EXERCISE DIRECTIONS: Copy every line of the records below where the word "list" occurs.

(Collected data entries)

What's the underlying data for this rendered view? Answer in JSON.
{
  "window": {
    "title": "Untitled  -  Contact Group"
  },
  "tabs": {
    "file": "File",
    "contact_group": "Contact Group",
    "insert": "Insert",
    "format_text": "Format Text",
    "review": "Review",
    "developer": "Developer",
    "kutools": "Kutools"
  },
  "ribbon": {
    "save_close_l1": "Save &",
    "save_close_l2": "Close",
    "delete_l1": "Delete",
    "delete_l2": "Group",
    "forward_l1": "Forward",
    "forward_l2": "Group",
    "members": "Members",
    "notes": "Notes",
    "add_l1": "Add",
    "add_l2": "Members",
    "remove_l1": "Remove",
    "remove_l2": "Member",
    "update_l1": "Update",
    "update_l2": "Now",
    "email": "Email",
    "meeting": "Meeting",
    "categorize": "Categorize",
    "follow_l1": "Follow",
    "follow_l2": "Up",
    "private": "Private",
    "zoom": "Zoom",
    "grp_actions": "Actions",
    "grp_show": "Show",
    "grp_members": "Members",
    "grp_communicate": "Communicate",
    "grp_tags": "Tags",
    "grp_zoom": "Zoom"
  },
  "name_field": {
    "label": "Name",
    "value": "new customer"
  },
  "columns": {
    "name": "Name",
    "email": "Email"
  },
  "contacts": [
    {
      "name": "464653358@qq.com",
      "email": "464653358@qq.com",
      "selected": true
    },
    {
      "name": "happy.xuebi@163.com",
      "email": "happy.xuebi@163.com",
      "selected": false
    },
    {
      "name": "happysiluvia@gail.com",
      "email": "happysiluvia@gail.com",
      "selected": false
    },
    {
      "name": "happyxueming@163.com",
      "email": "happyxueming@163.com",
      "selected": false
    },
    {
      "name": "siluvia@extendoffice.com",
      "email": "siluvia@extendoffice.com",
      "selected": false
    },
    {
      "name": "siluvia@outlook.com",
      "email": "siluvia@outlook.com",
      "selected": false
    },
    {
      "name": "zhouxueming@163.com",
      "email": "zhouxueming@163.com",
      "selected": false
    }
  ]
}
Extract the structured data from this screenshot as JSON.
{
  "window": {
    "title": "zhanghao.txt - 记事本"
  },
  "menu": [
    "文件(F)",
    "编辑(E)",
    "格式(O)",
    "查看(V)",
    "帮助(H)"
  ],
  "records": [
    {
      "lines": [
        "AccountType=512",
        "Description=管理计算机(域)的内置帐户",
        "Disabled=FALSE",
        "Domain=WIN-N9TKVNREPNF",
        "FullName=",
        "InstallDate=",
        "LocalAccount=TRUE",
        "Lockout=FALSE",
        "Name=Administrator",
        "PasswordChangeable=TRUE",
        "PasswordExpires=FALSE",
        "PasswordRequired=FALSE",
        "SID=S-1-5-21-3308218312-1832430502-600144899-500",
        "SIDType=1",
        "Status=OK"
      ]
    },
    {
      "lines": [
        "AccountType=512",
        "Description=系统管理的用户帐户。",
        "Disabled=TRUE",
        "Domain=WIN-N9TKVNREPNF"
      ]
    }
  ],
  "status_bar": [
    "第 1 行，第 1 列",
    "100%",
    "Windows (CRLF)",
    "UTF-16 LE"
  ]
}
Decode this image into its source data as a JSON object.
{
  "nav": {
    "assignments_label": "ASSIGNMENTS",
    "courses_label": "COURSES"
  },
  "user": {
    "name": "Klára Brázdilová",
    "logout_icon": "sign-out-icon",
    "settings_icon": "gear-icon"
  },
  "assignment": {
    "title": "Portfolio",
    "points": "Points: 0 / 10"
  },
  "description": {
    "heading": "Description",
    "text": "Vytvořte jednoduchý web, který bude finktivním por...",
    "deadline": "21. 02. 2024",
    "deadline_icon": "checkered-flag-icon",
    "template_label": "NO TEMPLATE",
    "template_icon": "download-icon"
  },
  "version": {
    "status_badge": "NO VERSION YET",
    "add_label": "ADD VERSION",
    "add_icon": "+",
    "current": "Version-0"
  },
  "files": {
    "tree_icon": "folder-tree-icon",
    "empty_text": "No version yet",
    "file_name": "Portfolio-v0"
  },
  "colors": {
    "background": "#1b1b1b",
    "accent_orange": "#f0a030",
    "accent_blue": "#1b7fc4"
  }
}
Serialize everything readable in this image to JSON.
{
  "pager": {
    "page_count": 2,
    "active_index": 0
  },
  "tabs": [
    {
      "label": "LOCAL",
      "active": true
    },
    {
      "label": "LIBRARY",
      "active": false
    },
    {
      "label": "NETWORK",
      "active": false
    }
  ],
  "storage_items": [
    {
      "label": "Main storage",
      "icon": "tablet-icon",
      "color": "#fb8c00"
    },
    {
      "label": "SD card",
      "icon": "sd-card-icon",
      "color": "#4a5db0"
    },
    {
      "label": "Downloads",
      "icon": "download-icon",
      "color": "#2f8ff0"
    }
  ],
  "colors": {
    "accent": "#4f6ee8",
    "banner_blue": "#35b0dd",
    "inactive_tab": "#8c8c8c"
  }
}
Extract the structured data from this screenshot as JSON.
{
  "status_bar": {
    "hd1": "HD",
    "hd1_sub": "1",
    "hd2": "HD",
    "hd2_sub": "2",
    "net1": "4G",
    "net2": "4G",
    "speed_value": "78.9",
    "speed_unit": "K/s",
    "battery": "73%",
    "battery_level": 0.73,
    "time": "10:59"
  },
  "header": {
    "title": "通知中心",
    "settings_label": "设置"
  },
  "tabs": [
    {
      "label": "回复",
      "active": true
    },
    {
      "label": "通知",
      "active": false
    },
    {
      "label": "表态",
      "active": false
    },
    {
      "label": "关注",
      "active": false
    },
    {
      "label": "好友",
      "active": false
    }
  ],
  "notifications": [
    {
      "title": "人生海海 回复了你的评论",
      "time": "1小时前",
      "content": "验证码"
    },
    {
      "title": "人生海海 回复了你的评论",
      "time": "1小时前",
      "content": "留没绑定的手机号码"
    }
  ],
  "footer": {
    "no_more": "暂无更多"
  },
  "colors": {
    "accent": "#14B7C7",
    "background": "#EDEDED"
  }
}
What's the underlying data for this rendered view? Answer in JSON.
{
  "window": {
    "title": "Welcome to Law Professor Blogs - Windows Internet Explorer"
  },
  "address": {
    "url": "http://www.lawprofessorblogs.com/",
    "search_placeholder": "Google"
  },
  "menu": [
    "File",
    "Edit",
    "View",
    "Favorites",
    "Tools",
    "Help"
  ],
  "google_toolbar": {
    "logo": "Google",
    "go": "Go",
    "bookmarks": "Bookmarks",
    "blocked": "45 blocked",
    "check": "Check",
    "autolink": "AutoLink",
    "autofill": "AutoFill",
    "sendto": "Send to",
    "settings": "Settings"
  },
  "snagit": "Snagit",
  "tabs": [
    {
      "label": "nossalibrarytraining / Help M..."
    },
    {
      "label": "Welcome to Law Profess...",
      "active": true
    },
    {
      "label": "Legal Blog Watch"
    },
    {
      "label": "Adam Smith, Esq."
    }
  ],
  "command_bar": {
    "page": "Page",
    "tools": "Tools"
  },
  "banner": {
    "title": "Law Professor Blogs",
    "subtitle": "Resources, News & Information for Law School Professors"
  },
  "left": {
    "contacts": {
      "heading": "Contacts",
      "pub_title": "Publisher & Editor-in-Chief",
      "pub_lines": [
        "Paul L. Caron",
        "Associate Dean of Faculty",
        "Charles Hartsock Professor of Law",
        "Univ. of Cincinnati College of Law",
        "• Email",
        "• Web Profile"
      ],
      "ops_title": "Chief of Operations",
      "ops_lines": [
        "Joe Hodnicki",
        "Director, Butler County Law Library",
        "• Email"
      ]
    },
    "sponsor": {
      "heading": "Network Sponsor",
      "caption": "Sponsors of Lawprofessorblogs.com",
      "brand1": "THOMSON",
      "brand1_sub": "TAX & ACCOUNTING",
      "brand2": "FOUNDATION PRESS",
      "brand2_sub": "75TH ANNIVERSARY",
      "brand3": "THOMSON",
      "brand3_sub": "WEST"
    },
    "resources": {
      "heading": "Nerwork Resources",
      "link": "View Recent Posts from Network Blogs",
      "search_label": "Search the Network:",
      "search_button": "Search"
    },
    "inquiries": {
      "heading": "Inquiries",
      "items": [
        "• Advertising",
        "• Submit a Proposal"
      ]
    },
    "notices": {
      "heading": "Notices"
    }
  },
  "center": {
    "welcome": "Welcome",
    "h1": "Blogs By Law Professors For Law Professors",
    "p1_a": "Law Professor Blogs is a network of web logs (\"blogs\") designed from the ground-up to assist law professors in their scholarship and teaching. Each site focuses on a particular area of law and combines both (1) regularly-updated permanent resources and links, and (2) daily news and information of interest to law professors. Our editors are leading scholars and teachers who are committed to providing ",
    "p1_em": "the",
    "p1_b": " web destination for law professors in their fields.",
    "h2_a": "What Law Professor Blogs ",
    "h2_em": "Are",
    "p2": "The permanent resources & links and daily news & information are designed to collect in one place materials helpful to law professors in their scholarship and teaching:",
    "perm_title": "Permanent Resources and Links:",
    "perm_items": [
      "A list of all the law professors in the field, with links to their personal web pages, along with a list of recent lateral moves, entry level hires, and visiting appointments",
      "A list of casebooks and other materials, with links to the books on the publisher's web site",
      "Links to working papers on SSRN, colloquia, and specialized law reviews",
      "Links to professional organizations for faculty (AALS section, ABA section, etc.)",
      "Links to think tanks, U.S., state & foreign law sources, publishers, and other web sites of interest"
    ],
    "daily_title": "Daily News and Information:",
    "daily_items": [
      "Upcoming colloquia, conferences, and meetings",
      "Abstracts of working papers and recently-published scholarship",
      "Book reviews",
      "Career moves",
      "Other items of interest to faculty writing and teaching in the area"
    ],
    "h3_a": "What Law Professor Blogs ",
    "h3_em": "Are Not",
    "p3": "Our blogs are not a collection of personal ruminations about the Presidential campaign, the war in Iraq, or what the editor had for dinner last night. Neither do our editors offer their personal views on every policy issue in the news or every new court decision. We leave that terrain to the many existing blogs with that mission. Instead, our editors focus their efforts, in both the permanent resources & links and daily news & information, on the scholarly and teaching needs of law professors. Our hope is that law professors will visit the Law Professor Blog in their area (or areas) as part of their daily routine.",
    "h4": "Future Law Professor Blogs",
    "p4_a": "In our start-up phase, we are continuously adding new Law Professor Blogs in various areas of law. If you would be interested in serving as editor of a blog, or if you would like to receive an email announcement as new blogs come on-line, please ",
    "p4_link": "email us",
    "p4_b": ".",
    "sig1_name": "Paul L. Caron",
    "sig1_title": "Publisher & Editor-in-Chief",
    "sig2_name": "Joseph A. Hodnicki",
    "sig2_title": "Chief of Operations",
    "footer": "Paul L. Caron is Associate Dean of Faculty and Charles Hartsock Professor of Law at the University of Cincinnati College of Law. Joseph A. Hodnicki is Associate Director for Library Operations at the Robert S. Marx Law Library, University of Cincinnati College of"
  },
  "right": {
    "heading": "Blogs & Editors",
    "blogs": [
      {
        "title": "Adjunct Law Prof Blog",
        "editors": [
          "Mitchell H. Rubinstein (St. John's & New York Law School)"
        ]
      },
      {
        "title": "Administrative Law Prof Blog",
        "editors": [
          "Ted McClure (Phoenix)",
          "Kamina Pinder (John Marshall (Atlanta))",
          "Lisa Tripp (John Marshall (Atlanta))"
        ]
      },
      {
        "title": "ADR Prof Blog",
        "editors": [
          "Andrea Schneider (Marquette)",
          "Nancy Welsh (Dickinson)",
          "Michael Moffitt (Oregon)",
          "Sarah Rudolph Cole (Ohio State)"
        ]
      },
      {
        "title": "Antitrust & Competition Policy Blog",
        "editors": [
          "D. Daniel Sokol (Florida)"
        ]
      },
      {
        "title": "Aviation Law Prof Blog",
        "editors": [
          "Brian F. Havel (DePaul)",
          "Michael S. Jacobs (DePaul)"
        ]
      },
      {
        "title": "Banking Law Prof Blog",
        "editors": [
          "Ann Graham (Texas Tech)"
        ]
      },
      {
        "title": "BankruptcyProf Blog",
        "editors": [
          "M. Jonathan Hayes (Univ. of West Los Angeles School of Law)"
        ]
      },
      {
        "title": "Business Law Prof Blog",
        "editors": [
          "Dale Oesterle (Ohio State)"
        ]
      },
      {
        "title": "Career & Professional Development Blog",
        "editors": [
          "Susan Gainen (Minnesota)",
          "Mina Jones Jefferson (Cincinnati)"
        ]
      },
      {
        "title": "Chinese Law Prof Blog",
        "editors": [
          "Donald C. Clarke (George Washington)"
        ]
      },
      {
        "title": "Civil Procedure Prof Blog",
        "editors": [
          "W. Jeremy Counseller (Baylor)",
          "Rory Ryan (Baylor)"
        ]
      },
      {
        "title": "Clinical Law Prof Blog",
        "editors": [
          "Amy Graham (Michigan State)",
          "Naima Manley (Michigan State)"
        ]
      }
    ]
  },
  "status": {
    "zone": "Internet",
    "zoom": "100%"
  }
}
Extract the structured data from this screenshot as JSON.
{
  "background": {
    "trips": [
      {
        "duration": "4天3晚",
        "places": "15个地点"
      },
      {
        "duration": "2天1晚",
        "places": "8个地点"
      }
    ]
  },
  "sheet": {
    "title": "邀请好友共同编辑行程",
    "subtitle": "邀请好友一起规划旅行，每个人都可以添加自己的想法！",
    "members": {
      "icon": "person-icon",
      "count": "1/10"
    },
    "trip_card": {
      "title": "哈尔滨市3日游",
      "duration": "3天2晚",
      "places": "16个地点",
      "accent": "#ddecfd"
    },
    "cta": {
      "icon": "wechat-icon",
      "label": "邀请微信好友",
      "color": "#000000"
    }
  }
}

ANSWER FOR THIS EXERCISE:
      "A list of all the law professors in the field, with links to their personal web pages, along with a list of recent lateral moves, entry level hires, and visiting appointments",
      "A list of casebooks and other materials, with links to the books on the publisher's web site",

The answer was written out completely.